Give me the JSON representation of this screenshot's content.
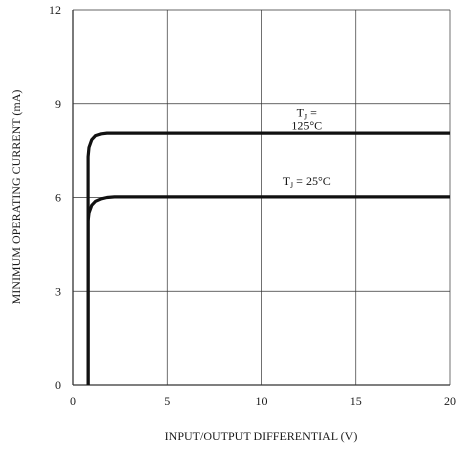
{
  "chart_data": {
    "type": "line",
    "title": "",
    "xlabel": "INPUT/OUTPUT DIFFERENTIAL (V)",
    "ylabel": "MINIMUM OPERATING CURRENT (mA)",
    "xlim": [
      0,
      20
    ],
    "ylim": [
      0,
      12
    ],
    "x_ticks": [
      "0",
      "5",
      "10",
      "15",
      "20"
    ],
    "y_ticks": [
      "0",
      "3",
      "6",
      "9",
      "12"
    ],
    "grid": true,
    "legend": "none",
    "series": [
      {
        "x": [
          0.8,
          0.8,
          0.85,
          1.0,
          1.2,
          1.5,
          1.8,
          2.0,
          5,
          10,
          15,
          20
        ],
        "y": [
          0,
          7.3,
          7.6,
          7.85,
          7.98,
          8.04,
          8.06,
          8.06,
          8.06,
          8.06,
          8.06,
          8.06
        ],
        "color": "#111111"
      },
      {
        "x": [
          0.8,
          0.8,
          0.85,
          1.0,
          1.2,
          1.5,
          1.8,
          2.2,
          5,
          10,
          15,
          20
        ],
        "y": [
          0,
          5.25,
          5.5,
          5.75,
          5.88,
          5.96,
          6.0,
          6.02,
          6.02,
          6.02,
          6.02,
          6.02
        ],
        "color": "#111111"
      }
    ],
    "annotations": [
      {
        "lines": [
          {
            "main": "T",
            "sub": "J",
            "rest": " ="
          },
          {
            "main": "125°C",
            "sub": "",
            "rest": ""
          }
        ],
        "x": 12.4,
        "y": 8.6
      },
      {
        "lines": [
          {
            "main": "T",
            "sub": "J",
            "rest": " = 25°C"
          }
        ],
        "x": 12.4,
        "y": 6.4
      }
    ]
  }
}
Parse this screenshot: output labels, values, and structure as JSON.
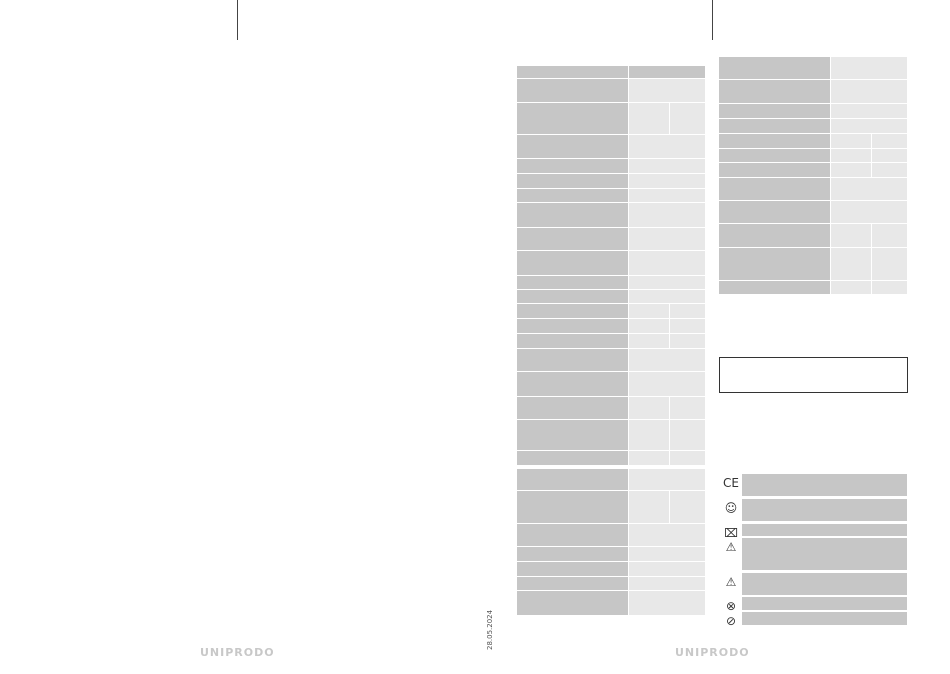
{
  "footer": {
    "date": "28.05.2024",
    "logo_left": "UNIPRODO",
    "logo_right": "UNIPRODO"
  },
  "symbols": [
    "ce-mark-icon",
    "read-manual-icon",
    "weee-bin-icon",
    "warning-icon",
    "electric-warning-icon",
    "no-water-icon",
    "no-touch-icon"
  ],
  "colors": {
    "label_cell": "#c6c6c6",
    "value_cell": "#e8e8e8"
  }
}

=-=-=-=-=

Work instructions: Repeat each entry precisely as it appears. Leave the pictures out.

The output:
Give me the JSON representation of this screenshot's content.
{
  "chart_data": {
    "type": "line",
    "title": "",
    "xlabel": "INPUT/OUTPUT DIFFERENTIAL (V)",
    "ylabel": "MINIMUM OPERATING CURRENT (mA)",
    "xlim": [
      0,
      20
    ],
    "ylim": [
      0,
      12
    ],
    "x_ticks": [
      "0",
      "5",
      "10",
      "15",
      "20"
    ],
    "y_ticks": [
      "0",
      "3",
      "6",
      "9",
      "12"
    ],
    "grid": true,
    "legend": "none",
    "series": [
      {
        "x": [
          0.8,
          0.8,
          0.85,
          1.0,
          1.2,
          1.5,
          1.8,
          2.0,
          5,
          10,
          15,
          20
        ],
        "y": [
          0,
          7.3,
          7.6,
          7.85,
          7.98,
          8.04,
          8.06,
          8.06,
          8.06,
          8.06,
          8.06,
          8.06
        ],
        "color": "#111111"
      },
      {
        "x": [
          0.8,
          0.8,
          0.85,
          1.0,
          1.2,
          1.5,
          1.8,
          2.2,
          5,
          10,
          15,
          20
        ],
        "y": [
          0,
          5.25,
          5.5,
          5.75,
          5.88,
          5.96,
          6.0,
          6.02,
          6.02,
          6.02,
          6.02,
          6.02
        ],
        "color": "#111111"
      }
    ],
    "annotations": [
      {
        "lines": [
          {
            "main": "T",
            "sub": "J",
            "rest": " ="
          },
          {
            "main": "125°C",
            "sub": "",
            "rest": ""
          }
        ],
        "x": 12.4,
        "y": 8.6
      },
      {
        "lines": [
          {
            "main": "T",
            "sub": "J",
            "rest": " = 25°C"
          }
        ],
        "x": 12.4,
        "y": 6.4
      }
    ]
  }
}
Parse this screenshot: output labels, values, and structure as JSON.
{
  "footer": {
    "date": "28.05.2024",
    "logo_left": "UNIPRODO",
    "logo_right": "UNIPRODO"
  },
  "symbols": [
    "ce-mark-icon",
    "read-manual-icon",
    "weee-bin-icon",
    "warning-icon",
    "electric-warning-icon",
    "no-water-icon",
    "no-touch-icon"
  ],
  "colors": {
    "label_cell": "#c6c6c6",
    "value_cell": "#e8e8e8"
  }
}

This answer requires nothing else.